> Stated goal: Where does the string "población" appear? Copy every line of the entries below that holds it.
--- BEGIN Given information ---
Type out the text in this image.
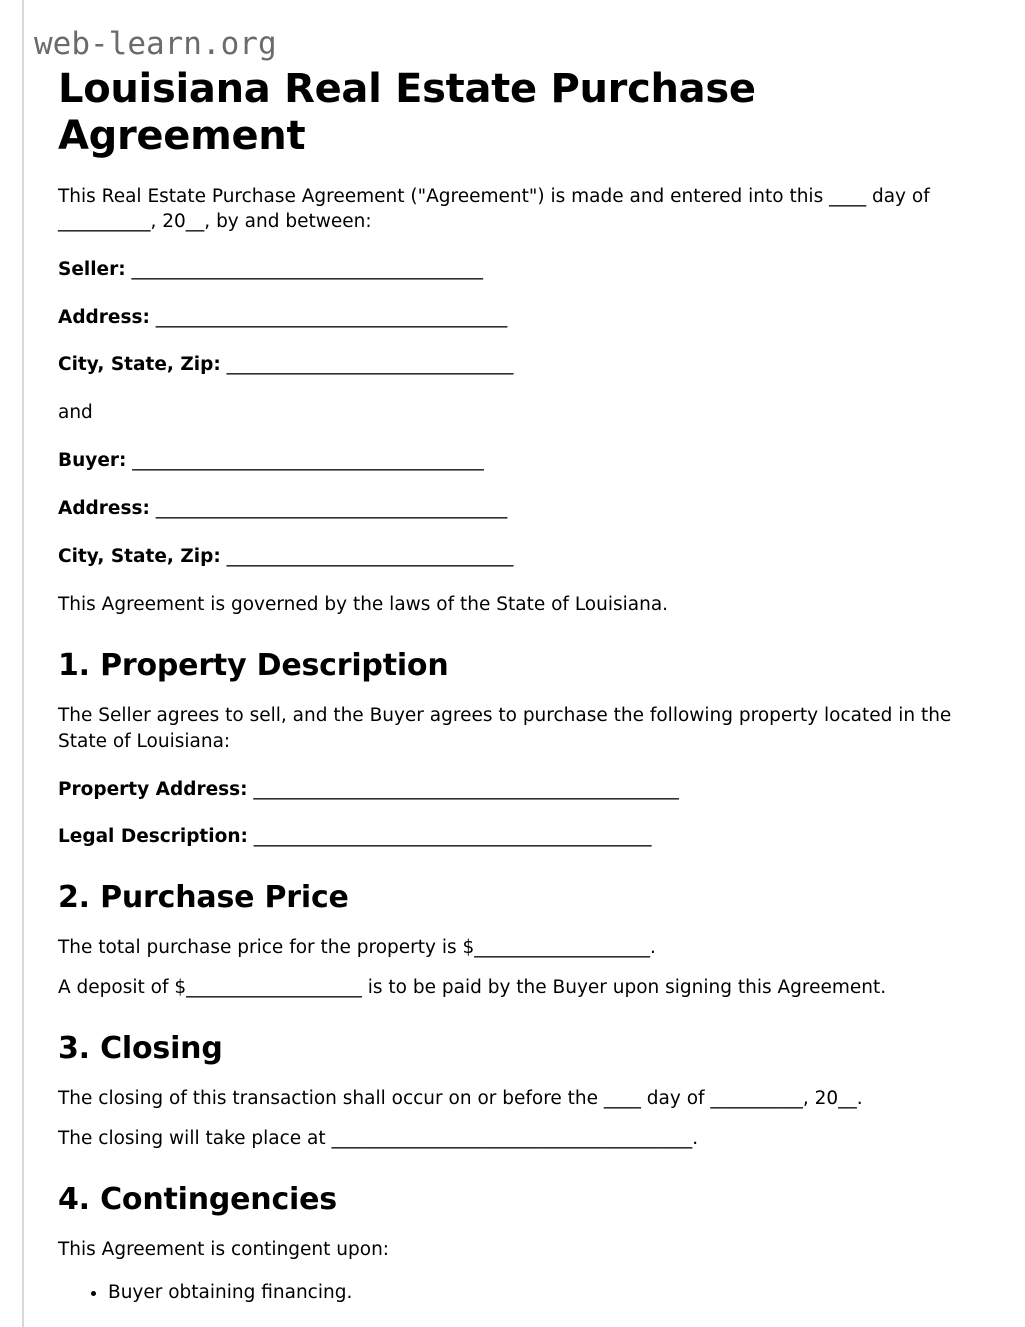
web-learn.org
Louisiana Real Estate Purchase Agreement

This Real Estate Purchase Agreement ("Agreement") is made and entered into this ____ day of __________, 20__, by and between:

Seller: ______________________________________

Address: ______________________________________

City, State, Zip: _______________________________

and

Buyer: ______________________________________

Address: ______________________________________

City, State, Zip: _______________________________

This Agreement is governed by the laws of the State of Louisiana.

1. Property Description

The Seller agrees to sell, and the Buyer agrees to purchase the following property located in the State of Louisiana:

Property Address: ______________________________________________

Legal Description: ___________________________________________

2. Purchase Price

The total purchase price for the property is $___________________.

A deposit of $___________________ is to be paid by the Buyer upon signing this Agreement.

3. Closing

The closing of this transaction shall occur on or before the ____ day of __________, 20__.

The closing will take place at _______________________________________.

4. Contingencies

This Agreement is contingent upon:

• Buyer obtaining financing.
--- END Given information ---
--- BEGIN Given information ---
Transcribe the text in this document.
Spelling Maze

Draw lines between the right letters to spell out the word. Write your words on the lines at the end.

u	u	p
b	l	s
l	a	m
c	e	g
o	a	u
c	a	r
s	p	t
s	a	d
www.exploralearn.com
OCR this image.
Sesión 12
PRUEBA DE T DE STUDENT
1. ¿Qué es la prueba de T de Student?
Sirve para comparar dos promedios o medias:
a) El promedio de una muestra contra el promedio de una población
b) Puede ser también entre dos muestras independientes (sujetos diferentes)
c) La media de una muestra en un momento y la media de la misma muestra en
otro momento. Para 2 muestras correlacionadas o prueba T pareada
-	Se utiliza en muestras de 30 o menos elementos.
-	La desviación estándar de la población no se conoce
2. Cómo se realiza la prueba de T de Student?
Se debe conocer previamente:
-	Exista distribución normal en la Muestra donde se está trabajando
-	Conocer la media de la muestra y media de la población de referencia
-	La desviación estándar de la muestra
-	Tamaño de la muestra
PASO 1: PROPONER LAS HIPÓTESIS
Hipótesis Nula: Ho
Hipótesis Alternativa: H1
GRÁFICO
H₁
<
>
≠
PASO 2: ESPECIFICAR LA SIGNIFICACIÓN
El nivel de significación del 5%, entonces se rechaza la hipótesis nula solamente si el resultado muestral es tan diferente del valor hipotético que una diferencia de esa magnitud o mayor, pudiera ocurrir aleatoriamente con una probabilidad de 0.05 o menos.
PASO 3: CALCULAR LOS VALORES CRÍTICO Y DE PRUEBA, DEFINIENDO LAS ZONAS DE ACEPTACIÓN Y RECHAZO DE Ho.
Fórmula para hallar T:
--- END Given information ---
> Exercise solution:
a) El promedio de una muestra contra el promedio de una población
-	La desviación estándar de la población no se conoce
-	Conocer la media de la muestra y media de la población de referencia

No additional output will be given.